Written task :: Images do not belong in the copy. Retype all the entries below exactly.

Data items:
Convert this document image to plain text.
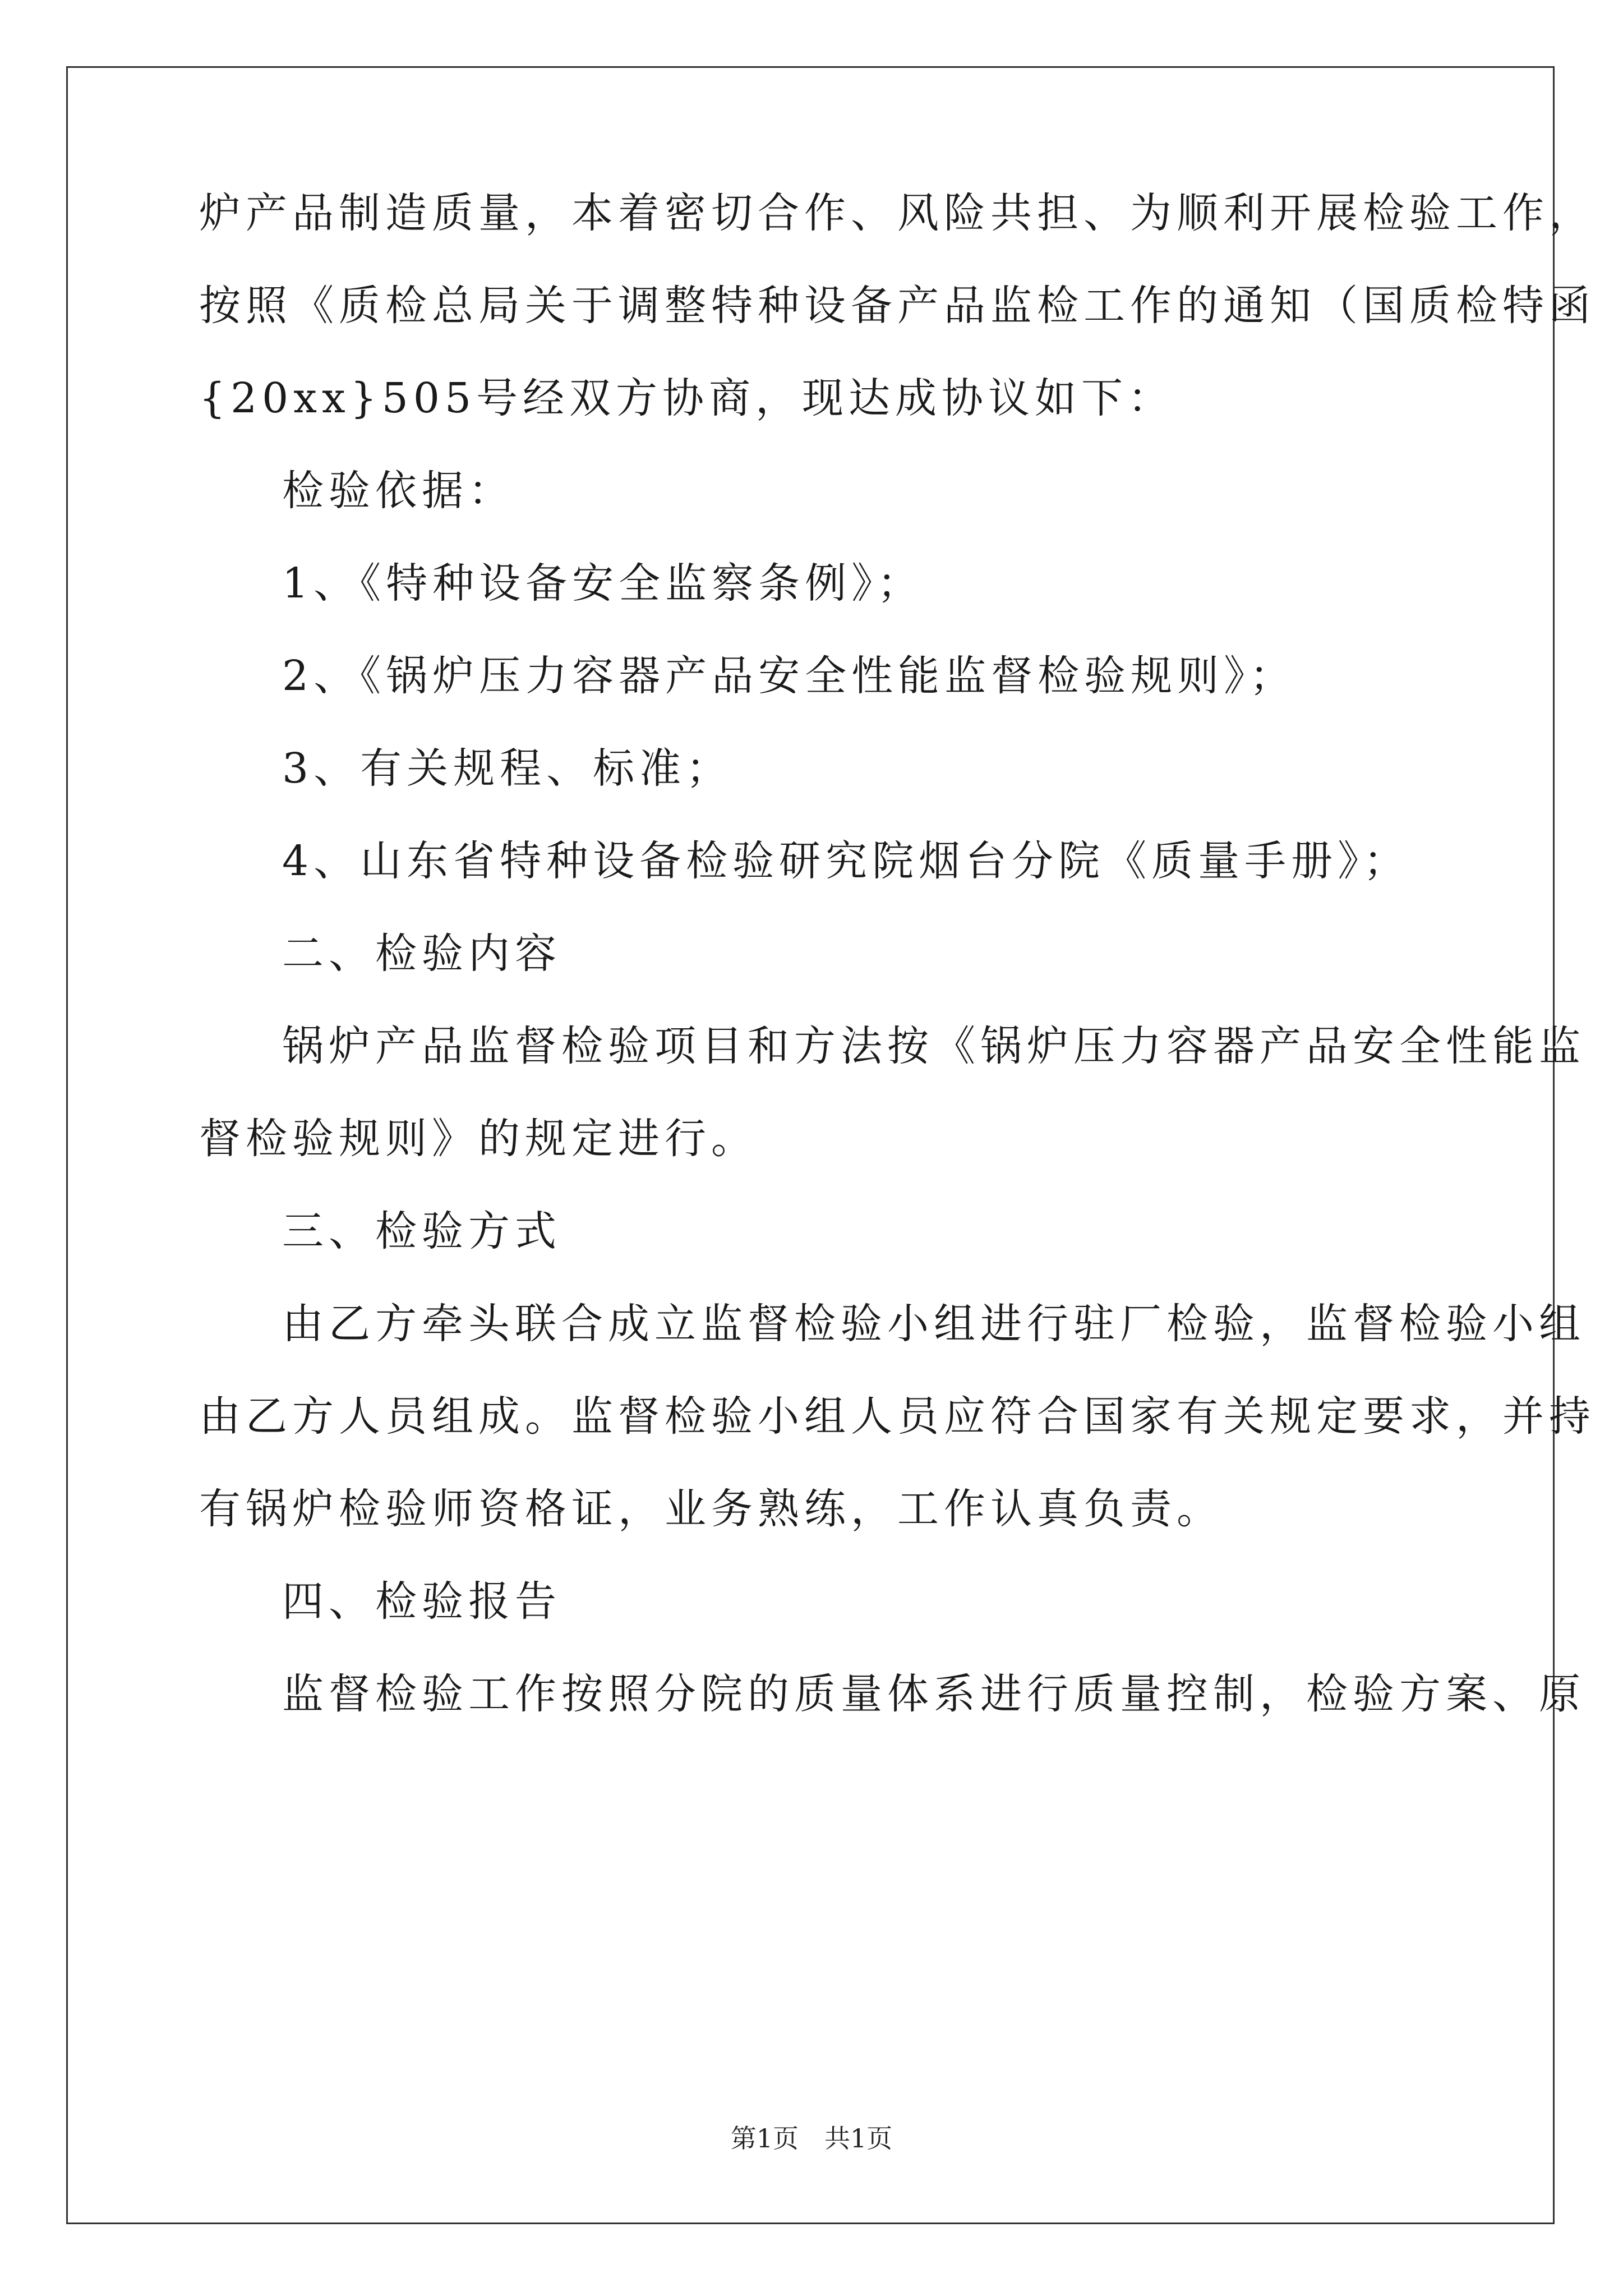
炉产品制造质量，本着密切合作、风险共担、为顺利开展检验工作，
按照《质检总局关于调整特种设备产品监检工作的通知（国质检特函
{20xx}505号经双方协商，现达成协议如下：
检验依据：
1、《特种设备安全监察条例》；
2、《锅炉压力容器产品安全性能监督检验规则》；
3、有关规程、标准；
4、山东省特种设备检验研究院烟台分院《质量手册》；
二、检验内容
锅炉产品监督检验项目和方法按《锅炉压力容器产品安全性能监
督检验规则》的规定进行。
三、检验方式
由乙方牵头联合成立监督检验小组进行驻厂检验，监督检验小组
由乙方人员组成。监督检验小组人员应符合国家有关规定要求，并持
有锅炉检验师资格证，业务熟练，工作认真负责。
四、检验报告
监督检验工作按照分院的质量体系进行质量控制，检验方案、原
第1页　共1页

Solution for this task ::
Convert this document image to plain text.
炉产品制造质量，本着密切合作、风险共担、为顺利开展检验工作，
按照《质检总局关于调整特种设备产品监检工作的通知（国质检特函
{20xx}505号经双方协商，现达成协议如下：
检验依据：
1、《特种设备安全监察条例》；
2、《锅炉压力容器产品安全性能监督检验规则》；
3、有关规程、标准；
4、山东省特种设备检验研究院烟台分院《质量手册》；
二、检验内容
锅炉产品监督检验项目和方法按《锅炉压力容器产品安全性能监
督检验规则》的规定进行。
三、检验方式
由乙方牵头联合成立监督检验小组进行驻厂检验，监督检验小组
由乙方人员组成。监督检验小组人员应符合国家有关规定要求，并持
有锅炉检验师资格证，业务熟练，工作认真负责。
四、检验报告
监督检验工作按照分院的质量体系进行质量控制，检验方案、原
第1页　共1页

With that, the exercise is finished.